Пожалуйста, воспроизведите из исходного текста без изменений фрагмент от слов «Я сказал выше, что» до слов «причину его горя.» включительно.

ИСХОДНЫЙ ТЕКСТ
□ □ □ □
Литмир - Электронная Библиотека

— Я видел вашу карету в такой-то улице.

— Я был у Буксгевдена, — отвечал я громко. — Пока он в городе, я буду его навещать. И чтобы не воображали, будто я скрываю это, я буду оставлять свою карету с моим гербом и выездным лакеем перед домом.

— Это не совсем мудро.

— Дружба старше, чем мудрость. Он ведь не преступник. Надеюсь, что и мои друзья не перестанут посещать меня, когда я не буду больше сенатором.

С Лопухиным я был настороже. Вице-президент Корф просил меня представить его генерал-прокурору, и я с удовольствием исполнил его просьбу. Он принял меня изысканно. Видя, что он завален работой, я сказал ему:

— Я слишком ценю труд вашего превосходительства, чтобы беспокоить вас на будущее время визитами. Я позволю себе являться к вам только по делам службы. Минуты, которые у вас отнимают, может быть заставляют вздыхать какого-нибудь несчастного, который ждет решения своей участи. Извините меня, если и мне когда придется поступить против этого заявления.

Он очень удивился такому языку и, казалось, был гораздо более рад такому сердечному тону, чем низкой лести, которой его осыпали и которою его думали поддеть.

Я сказал выше, что расположение духа у Павла становилось все мрачнее. Чтобы дать об этом наглядное представление, я расскажу один случай относительно графа Строганова, одного из самых осторожных людей, которые бы ли при дворе. В один прекрасный день он явился в сенат чрезвычайно грустный. Я отнесся к нему с живым участием и просил открыть мне причину его горя.
□ □ □ □
ИЗВЛЕЧЁННЫЕ ЗАПИСИ
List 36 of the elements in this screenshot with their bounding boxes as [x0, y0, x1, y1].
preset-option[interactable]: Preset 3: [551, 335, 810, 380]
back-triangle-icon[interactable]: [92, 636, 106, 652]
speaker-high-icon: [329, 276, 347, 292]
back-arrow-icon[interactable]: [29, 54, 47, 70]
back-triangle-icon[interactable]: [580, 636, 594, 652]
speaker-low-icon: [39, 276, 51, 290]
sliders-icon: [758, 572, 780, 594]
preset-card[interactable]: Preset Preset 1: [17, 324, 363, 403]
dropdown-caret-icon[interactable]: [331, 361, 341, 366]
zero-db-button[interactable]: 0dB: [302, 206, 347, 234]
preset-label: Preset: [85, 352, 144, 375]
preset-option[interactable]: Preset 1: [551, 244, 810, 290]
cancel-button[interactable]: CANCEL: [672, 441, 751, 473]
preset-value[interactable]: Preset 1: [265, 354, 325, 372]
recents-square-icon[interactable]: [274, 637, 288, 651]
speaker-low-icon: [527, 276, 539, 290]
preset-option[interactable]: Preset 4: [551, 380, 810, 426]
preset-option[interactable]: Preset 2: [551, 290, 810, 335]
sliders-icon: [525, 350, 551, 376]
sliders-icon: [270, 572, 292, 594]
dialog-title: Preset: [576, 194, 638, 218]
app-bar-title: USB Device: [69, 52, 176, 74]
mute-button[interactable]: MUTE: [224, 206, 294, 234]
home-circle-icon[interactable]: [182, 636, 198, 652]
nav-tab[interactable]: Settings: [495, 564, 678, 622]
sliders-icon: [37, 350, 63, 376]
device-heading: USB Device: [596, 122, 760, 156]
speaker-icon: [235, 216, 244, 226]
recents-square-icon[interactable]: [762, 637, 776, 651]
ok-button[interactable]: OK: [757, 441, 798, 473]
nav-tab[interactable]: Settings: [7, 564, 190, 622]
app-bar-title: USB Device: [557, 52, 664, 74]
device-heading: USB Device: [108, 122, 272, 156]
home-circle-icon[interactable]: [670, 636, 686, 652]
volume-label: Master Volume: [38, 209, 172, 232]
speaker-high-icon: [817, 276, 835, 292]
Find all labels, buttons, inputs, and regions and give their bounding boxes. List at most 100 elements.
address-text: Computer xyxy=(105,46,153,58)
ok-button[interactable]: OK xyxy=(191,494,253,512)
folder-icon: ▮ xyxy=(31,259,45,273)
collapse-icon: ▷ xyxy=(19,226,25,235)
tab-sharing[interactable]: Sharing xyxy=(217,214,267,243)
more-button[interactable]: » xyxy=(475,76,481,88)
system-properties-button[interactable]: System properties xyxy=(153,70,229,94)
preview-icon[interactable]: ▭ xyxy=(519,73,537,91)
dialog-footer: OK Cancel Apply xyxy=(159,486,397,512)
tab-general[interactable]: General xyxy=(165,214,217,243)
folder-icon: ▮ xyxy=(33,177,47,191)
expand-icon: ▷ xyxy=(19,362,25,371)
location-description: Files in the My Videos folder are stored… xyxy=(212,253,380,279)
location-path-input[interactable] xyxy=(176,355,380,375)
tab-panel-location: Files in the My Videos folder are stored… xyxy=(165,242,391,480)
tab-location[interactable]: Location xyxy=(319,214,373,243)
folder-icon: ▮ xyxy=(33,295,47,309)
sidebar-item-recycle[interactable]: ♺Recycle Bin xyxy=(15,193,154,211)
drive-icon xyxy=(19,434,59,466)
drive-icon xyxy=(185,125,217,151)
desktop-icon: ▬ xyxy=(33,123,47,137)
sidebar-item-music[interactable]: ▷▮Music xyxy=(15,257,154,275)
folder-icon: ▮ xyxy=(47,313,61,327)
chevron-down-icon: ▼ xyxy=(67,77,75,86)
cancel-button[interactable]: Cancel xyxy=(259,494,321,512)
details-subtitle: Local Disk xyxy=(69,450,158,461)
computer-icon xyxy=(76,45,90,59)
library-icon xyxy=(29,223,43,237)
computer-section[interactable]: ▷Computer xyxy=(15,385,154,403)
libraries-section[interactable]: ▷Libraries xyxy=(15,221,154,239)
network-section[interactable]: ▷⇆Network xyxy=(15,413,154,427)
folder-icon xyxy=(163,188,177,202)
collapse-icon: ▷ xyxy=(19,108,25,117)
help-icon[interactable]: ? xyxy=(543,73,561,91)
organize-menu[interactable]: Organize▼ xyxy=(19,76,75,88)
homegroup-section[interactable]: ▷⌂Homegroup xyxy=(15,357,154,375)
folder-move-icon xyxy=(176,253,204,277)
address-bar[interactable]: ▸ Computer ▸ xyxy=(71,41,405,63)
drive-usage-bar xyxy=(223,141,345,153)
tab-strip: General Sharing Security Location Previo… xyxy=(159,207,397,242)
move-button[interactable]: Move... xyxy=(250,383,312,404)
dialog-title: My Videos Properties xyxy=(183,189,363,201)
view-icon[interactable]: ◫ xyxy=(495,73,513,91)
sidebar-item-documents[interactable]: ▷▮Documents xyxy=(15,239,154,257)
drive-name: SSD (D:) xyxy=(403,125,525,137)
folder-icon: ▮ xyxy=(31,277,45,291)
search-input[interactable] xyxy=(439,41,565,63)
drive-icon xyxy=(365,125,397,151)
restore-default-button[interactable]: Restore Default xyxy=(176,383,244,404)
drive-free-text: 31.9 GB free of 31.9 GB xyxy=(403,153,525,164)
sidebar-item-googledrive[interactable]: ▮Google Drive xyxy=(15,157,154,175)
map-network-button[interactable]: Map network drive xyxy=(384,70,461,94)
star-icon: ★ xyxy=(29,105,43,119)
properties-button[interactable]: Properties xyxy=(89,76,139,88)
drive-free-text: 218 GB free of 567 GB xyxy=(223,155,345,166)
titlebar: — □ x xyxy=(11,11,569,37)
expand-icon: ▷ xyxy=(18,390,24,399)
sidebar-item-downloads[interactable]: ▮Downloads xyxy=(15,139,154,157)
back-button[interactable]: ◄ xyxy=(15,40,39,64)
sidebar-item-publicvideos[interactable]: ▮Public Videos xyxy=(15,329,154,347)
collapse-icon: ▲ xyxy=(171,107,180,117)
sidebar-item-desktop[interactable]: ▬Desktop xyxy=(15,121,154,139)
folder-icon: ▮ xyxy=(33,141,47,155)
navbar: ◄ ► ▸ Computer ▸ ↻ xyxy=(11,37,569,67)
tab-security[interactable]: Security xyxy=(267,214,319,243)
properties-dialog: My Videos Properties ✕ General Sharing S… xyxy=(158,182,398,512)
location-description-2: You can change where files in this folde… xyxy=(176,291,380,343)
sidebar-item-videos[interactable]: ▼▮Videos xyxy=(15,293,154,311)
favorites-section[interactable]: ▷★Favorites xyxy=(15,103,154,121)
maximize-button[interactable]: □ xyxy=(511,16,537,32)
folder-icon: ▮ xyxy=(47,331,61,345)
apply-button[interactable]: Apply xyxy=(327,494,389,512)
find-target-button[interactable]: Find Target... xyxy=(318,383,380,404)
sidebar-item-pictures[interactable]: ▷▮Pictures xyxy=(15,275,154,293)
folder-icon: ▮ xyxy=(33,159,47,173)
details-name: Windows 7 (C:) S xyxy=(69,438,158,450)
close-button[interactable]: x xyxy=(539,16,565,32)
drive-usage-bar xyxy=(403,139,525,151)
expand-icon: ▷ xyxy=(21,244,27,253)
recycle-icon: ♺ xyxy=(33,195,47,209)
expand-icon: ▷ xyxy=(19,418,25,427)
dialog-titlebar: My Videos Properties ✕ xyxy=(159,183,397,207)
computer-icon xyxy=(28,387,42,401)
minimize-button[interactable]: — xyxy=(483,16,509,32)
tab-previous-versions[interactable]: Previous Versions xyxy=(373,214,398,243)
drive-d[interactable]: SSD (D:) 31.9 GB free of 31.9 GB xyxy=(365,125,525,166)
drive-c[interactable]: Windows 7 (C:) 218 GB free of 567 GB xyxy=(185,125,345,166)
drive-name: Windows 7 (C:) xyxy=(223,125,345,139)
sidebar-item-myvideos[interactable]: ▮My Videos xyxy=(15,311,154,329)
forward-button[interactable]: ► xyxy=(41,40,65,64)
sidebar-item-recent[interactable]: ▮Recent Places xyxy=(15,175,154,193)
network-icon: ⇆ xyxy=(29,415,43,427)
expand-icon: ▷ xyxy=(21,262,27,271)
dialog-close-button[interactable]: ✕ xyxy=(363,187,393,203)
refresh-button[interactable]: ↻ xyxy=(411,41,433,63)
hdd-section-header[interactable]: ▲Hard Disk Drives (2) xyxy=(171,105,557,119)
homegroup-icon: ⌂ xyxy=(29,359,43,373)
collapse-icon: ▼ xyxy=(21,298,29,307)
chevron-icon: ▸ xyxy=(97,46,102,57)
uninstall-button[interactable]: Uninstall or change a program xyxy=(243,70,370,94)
□ □ □ □
ПОЛНЫЙ ОТВЕТ
Я сказал выше, что расположение духа у Павла становилось все мрачнее. Чтобы дать об этом наглядное представление, я расскажу один случай относительно графа Строганова, одного из самых осторожных людей, которые бы ли при дворе. В один прекрасный день он явился в сенат чрезвычайно грустный. Я отнесся к нему с живым участием и просил открыть мне причину его горя.